» STATED GOAL: Report each line of the data that includes the word "title".

[Excerpt from a dataset]
══════════════════════════════

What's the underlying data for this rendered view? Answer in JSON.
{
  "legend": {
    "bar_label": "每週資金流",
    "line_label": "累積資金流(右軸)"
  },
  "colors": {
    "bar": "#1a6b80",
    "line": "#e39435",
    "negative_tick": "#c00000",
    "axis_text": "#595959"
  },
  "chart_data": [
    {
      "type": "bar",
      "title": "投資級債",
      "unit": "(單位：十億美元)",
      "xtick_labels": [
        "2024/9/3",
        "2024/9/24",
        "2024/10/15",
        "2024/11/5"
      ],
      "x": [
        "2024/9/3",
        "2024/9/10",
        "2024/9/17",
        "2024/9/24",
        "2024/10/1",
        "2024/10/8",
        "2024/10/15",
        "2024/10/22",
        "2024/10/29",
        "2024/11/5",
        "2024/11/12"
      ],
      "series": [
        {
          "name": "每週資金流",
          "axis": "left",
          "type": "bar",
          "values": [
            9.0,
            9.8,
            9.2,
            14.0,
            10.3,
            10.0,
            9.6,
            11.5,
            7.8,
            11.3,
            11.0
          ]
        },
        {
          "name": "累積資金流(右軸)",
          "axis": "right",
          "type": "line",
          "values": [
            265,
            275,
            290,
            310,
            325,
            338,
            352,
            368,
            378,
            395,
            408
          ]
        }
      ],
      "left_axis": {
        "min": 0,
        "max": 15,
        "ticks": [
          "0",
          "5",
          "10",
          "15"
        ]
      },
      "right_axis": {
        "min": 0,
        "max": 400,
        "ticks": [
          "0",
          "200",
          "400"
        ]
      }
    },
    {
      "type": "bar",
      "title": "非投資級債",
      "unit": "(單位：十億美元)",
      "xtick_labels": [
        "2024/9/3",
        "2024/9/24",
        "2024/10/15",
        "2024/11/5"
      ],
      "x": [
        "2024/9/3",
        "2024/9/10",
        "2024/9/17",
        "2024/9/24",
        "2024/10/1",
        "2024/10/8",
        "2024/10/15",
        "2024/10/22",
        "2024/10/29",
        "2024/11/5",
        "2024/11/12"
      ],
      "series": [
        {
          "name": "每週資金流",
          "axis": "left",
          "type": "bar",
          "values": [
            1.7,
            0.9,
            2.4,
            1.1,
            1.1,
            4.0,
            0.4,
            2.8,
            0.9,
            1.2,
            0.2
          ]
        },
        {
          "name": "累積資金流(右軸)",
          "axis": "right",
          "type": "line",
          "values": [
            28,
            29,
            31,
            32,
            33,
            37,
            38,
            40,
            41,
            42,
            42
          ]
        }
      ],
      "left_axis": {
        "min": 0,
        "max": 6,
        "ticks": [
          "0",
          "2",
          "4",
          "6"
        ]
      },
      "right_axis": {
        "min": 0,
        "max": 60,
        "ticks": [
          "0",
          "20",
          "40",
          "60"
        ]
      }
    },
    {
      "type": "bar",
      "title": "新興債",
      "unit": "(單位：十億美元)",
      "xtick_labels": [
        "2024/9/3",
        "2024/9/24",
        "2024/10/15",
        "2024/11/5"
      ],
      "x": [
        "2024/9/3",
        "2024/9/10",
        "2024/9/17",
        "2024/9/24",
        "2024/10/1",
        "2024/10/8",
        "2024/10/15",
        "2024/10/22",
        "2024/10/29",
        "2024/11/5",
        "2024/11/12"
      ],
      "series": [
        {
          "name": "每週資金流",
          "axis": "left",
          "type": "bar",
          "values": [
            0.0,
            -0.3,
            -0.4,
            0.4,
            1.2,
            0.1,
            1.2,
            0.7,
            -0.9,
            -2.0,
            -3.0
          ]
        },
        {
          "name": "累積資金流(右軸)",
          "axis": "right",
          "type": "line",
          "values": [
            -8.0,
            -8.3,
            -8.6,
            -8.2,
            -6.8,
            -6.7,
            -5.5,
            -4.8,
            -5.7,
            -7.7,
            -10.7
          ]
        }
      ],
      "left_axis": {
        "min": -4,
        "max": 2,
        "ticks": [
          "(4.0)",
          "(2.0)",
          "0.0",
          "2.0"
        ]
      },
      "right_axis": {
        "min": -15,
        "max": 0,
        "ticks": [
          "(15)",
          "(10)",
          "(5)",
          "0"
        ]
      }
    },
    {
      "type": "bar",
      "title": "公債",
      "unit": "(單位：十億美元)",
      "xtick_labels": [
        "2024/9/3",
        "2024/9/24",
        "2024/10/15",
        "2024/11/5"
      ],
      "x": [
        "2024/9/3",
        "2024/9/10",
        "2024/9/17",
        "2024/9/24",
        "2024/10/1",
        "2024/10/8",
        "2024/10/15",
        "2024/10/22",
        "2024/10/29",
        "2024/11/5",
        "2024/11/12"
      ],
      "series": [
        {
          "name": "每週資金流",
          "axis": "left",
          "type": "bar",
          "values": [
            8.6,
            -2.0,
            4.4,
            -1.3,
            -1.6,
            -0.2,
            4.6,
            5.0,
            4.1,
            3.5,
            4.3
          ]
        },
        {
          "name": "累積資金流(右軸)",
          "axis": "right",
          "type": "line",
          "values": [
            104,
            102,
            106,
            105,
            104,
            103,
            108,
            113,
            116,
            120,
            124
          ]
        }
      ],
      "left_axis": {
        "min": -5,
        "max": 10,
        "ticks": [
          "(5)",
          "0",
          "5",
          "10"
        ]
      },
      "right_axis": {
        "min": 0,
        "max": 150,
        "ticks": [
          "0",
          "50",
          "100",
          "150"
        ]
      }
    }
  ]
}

══════════════════════════════

» SOLUTION TO THE EXERCISE:
      "title": "投資級債",
      "title": "非投資級債",
      "title": "新興債",
      "title": "公債",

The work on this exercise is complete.